▶ _EXERCISE DESCRIPTION_
Locate the line that contains "Extract the structured data from this screenshot". Print it and each following line through the end of the listing, verbatim, and nothing more.

--- BEGIN SOURCE DATA ---

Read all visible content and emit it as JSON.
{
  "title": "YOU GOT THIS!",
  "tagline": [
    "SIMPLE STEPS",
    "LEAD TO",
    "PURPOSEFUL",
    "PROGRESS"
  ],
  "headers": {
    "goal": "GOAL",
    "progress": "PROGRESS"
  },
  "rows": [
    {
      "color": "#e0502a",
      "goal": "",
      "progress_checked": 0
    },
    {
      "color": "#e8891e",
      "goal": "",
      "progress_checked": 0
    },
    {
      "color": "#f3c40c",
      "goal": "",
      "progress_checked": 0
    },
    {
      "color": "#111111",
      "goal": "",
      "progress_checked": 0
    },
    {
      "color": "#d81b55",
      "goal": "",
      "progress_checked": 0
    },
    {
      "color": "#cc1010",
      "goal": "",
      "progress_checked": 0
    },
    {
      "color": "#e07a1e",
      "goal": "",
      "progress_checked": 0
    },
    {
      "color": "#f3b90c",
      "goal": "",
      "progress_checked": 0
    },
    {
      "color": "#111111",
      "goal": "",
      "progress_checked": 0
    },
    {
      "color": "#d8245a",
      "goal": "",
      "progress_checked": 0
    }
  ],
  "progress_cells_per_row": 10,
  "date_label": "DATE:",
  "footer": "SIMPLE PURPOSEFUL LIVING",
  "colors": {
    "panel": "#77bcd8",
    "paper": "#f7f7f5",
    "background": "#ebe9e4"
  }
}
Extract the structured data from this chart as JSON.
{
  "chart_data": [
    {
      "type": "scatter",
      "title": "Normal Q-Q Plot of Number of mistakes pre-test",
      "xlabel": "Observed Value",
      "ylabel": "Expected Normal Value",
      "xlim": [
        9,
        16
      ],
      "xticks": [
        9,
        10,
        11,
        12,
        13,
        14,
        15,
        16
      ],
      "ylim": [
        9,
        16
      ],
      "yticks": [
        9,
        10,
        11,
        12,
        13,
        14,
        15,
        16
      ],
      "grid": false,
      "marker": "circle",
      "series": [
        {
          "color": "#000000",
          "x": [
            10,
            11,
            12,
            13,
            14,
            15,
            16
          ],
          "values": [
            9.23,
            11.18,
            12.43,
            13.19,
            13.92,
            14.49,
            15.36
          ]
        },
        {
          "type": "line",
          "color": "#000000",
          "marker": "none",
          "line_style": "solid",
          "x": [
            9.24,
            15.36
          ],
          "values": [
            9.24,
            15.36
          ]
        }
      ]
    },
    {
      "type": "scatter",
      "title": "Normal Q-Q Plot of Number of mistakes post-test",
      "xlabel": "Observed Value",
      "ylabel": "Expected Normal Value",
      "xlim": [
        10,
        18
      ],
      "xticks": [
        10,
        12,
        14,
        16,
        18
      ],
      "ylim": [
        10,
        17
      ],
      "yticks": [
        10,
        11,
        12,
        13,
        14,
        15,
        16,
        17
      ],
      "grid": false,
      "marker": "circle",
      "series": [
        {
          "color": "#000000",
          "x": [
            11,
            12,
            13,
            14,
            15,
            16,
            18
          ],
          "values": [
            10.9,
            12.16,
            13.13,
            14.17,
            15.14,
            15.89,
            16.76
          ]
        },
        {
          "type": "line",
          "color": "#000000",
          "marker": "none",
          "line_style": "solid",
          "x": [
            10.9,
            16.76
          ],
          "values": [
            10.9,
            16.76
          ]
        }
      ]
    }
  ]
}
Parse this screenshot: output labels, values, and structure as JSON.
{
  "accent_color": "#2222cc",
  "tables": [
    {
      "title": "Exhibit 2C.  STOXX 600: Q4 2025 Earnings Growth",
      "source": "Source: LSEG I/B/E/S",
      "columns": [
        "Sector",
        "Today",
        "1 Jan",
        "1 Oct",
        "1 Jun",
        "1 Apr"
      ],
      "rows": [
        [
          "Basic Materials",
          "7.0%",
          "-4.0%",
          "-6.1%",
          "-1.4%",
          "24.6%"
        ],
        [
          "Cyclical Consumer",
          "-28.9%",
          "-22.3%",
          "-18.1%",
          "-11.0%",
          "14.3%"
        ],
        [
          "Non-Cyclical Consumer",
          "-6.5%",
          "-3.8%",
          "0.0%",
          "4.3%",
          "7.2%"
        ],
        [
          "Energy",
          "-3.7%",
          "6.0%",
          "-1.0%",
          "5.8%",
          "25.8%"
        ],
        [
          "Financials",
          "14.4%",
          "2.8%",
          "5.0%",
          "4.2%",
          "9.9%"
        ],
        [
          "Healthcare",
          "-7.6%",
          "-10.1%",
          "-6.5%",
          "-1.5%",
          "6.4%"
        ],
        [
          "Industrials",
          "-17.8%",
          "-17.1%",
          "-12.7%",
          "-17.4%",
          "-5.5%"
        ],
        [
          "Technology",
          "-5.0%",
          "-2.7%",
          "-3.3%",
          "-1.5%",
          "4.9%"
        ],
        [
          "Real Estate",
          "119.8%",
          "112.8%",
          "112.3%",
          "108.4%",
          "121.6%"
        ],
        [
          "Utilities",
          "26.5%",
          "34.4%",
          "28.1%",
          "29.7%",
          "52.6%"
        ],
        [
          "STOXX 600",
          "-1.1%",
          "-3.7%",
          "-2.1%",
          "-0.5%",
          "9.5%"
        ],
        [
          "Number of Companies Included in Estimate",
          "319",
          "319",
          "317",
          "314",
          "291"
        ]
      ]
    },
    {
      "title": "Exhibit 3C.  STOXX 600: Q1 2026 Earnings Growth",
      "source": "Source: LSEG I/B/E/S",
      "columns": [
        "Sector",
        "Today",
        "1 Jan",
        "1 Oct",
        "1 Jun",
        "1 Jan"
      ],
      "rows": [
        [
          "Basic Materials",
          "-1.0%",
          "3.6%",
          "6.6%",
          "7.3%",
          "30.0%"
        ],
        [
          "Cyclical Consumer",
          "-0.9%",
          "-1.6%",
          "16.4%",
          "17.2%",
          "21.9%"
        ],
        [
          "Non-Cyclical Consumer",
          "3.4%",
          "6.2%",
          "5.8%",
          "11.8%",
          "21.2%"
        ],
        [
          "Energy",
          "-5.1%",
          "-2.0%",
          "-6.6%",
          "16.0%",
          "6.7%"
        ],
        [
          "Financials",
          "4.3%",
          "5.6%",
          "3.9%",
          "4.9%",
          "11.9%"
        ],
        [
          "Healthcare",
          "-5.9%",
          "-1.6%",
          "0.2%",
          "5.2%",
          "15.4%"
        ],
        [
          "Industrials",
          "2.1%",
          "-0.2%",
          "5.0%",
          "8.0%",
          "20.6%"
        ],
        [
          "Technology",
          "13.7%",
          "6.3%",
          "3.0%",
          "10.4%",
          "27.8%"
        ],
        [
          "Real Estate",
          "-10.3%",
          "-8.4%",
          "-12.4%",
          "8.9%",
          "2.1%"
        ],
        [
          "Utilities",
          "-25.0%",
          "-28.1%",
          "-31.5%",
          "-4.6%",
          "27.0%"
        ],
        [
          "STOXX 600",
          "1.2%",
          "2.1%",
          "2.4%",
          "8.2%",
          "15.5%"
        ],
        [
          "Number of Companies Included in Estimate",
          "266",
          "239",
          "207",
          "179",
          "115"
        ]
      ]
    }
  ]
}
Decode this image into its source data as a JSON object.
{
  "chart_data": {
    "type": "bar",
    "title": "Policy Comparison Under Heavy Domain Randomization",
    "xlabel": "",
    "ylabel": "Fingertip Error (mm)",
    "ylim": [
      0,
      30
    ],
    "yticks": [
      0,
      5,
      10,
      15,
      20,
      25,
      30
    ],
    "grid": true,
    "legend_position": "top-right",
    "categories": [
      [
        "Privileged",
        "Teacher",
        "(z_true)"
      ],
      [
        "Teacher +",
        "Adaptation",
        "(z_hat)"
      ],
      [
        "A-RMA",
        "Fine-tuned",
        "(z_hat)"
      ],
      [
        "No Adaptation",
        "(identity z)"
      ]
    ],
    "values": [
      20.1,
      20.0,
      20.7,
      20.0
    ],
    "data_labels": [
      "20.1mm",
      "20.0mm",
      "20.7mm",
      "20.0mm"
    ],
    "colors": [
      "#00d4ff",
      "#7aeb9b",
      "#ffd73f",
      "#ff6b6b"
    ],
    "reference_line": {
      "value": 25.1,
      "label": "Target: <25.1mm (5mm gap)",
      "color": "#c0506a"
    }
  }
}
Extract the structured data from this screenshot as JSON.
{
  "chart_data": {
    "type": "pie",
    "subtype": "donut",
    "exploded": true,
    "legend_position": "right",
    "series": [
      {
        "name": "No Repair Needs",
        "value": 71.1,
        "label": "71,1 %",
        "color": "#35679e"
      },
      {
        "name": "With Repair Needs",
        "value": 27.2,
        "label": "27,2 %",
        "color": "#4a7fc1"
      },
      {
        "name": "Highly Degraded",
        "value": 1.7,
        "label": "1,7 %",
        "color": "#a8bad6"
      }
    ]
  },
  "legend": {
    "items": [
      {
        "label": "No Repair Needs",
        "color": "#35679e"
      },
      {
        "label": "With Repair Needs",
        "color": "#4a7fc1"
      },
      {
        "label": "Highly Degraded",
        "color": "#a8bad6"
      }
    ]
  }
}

--- END SOURCE DATA ---

▶ _CORRECT OUTPUT_
Extract the structured data from this screenshot as JSON.
{
  "chart_data": {
    "type": "pie",
    "subtype": "donut",
    "exploded": true,
    "legend_position": "right",
    "series": [
      {
        "name": "No Repair Needs",
        "value": 71.1,
        "label": "71,1 %",
        "color": "#35679e"
      },
      {
        "name": "With Repair Needs",
        "value": 27.2,
        "label": "27,2 %",
        "color": "#4a7fc1"
      },
      {
        "name": "Highly Degraded",
        "value": 1.7,
        "label": "1,7 %",
        "color": "#a8bad6"
      }
    ]
  },
  "legend": {
    "items": [
      {
        "label": "No Repair Needs",
        "color": "#35679e"
      },
      {
        "label": "With Repair Needs",
        "color": "#4a7fc1"
      },
      {
        "label": "Highly Degraded",
        "color": "#a8bad6"
      }
    ]
  }
}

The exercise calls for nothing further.